§ **Exercise details**:
Quote all entries exactly, leaving pictures aside.

(Extracted data entries)

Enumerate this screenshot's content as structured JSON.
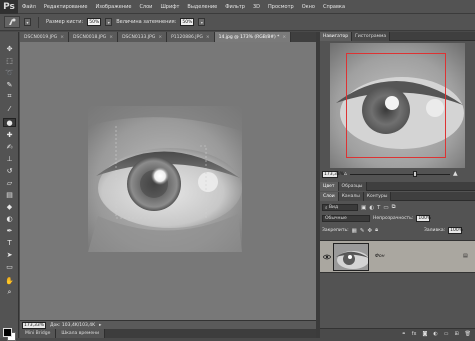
{
  "app": {
    "logo": "Ps"
  },
  "menu": [
    "Файл",
    "Редактирование",
    "Изображение",
    "Слои",
    "Шрифт",
    "Выделение",
    "Фильтр",
    "3D",
    "Просмотр",
    "Окно",
    "Справка"
  ],
  "options": {
    "brush_size_label": "Размер кисти:",
    "brush_size_value": "50%",
    "exposure_label": "Величина затемнения:",
    "exposure_value": "50%"
  },
  "document_tabs": [
    {
      "label": "DSCN0019.JPG",
      "active": false
    },
    {
      "label": "DSCN0018.JPG",
      "active": false
    },
    {
      "label": "DSCN0133.JPG",
      "active": false
    },
    {
      "label": "P1120886.JPG",
      "active": false
    },
    {
      "label": "14.jpg @ 173% (RGB/8#) *",
      "active": true
    }
  ],
  "status": {
    "zoom": "173,33%",
    "doc_info": "Док: 103,4K/103,4K"
  },
  "bottom_tabs": [
    "Mini Bridge",
    "Шкала времени"
  ],
  "navigator": {
    "tabs": [
      "Навигатор",
      "Гистограмма"
    ],
    "zoom": "173,33%",
    "zoom_level": 0.65
  },
  "color_panel": {
    "tabs": [
      "Цвет",
      "Образцы"
    ]
  },
  "layers_panel": {
    "tabs": [
      "Слои",
      "Каналы",
      "Контуры"
    ],
    "kind_label": "Вид",
    "blend_mode": "Обычные",
    "opacity_label": "Непрозрачность:",
    "opacity_value": "100%",
    "lock_label": "Закрепить:",
    "fill_label": "Заливка:",
    "fill_value": "100%",
    "layer_name": "Фон"
  },
  "colors": {
    "ui_dark": "#535353",
    "canvas_bg": "#787878",
    "layer_selected": "#aaa7a0",
    "nav_box": "#dd3333"
  }
}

§ **Correct result**:
Enumerate this screenshot's content as structured JSON.
{
  "app": {
    "logo": "Ps"
  },
  "menu": [
    "Файл",
    "Редактирование",
    "Изображение",
    "Слои",
    "Шрифт",
    "Выделение",
    "Фильтр",
    "3D",
    "Просмотр",
    "Окно",
    "Справка"
  ],
  "options": {
    "brush_size_label": "Размер кисти:",
    "brush_size_value": "50%",
    "exposure_label": "Величина затемнения:",
    "exposure_value": "50%"
  },
  "document_tabs": [
    {
      "label": "DSCN0019.JPG",
      "active": false
    },
    {
      "label": "DSCN0018.JPG",
      "active": false
    },
    {
      "label": "DSCN0133.JPG",
      "active": false
    },
    {
      "label": "P1120886.JPG",
      "active": false
    },
    {
      "label": "14.jpg @ 173% (RGB/8#) *",
      "active": true
    }
  ],
  "status": {
    "zoom": "173,33%",
    "doc_info": "Док: 103,4K/103,4K"
  },
  "bottom_tabs": [
    "Mini Bridge",
    "Шкала времени"
  ],
  "navigator": {
    "tabs": [
      "Навигатор",
      "Гистограмма"
    ],
    "zoom": "173,33%",
    "zoom_level": 0.65
  },
  "color_panel": {
    "tabs": [
      "Цвет",
      "Образцы"
    ]
  },
  "layers_panel": {
    "tabs": [
      "Слои",
      "Каналы",
      "Контуры"
    ],
    "kind_label": "Вид",
    "blend_mode": "Обычные",
    "opacity_label": "Непрозрачность:",
    "opacity_value": "100%",
    "lock_label": "Закрепить:",
    "fill_label": "Заливка:",
    "fill_value": "100%",
    "layer_name": "Фон"
  },
  "colors": {
    "ui_dark": "#535353",
    "canvas_bg": "#787878",
    "layer_selected": "#aaa7a0",
    "nav_box": "#dd3333"
  }
}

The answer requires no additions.